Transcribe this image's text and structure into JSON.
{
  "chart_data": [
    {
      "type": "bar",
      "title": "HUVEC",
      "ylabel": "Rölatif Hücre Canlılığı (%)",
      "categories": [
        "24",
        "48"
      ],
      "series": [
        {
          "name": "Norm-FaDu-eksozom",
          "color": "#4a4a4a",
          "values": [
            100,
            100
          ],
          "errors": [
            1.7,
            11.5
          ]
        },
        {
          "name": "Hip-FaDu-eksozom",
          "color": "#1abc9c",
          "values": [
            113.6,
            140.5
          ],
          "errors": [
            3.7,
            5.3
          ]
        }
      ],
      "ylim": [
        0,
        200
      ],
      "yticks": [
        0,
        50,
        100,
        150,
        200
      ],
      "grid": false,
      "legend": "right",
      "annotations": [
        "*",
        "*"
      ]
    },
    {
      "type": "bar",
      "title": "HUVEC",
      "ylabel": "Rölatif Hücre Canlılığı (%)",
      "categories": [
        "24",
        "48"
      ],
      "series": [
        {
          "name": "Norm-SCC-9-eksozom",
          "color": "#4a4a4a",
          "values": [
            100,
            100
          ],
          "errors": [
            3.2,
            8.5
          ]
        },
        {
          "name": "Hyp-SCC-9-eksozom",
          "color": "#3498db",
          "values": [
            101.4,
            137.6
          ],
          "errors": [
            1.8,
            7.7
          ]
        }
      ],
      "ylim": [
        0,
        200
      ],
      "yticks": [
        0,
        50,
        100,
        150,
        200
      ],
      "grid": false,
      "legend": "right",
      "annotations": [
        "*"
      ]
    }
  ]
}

— What to work on —
Would you restate each of the entries word for word?

— Result of the task —
Transcribe this image's text and structure into JSON.
{
  "chart_data": [
    {
      "type": "bar",
      "title": "HUVEC",
      "ylabel": "Rölatif Hücre Canlılığı (%)",
      "categories": [
        "24",
        "48"
      ],
      "series": [
        {
          "name": "Norm-FaDu-eksozom",
          "color": "#4a4a4a",
          "values": [
            100,
            100
          ],
          "errors": [
            1.7,
            11.5
          ]
        },
        {
          "name": "Hip-FaDu-eksozom",
          "color": "#1abc9c",
          "values": [
            113.6,
            140.5
          ],
          "errors": [
            3.7,
            5.3
          ]
        }
      ],
      "ylim": [
        0,
        200
      ],
      "yticks": [
        0,
        50,
        100,
        150,
        200
      ],
      "grid": false,
      "legend": "right",
      "annotations": [
        "*",
        "*"
      ]
    },
    {
      "type": "bar",
      "title": "HUVEC",
      "ylabel": "Rölatif Hücre Canlılığı (%)",
      "categories": [
        "24",
        "48"
      ],
      "series": [
        {
          "name": "Norm-SCC-9-eksozom",
          "color": "#4a4a4a",
          "values": [
            100,
            100
          ],
          "errors": [
            3.2,
            8.5
          ]
        },
        {
          "name": "Hyp-SCC-9-eksozom",
          "color": "#3498db",
          "values": [
            101.4,
            137.6
          ],
          "errors": [
            1.8,
            7.7
          ]
        }
      ],
      "ylim": [
        0,
        200
      ],
      "yticks": [
        0,
        50,
        100,
        150,
        200
      ],
      "grid": false,
      "legend": "right",
      "annotations": [
        "*"
      ]
    }
  ]
}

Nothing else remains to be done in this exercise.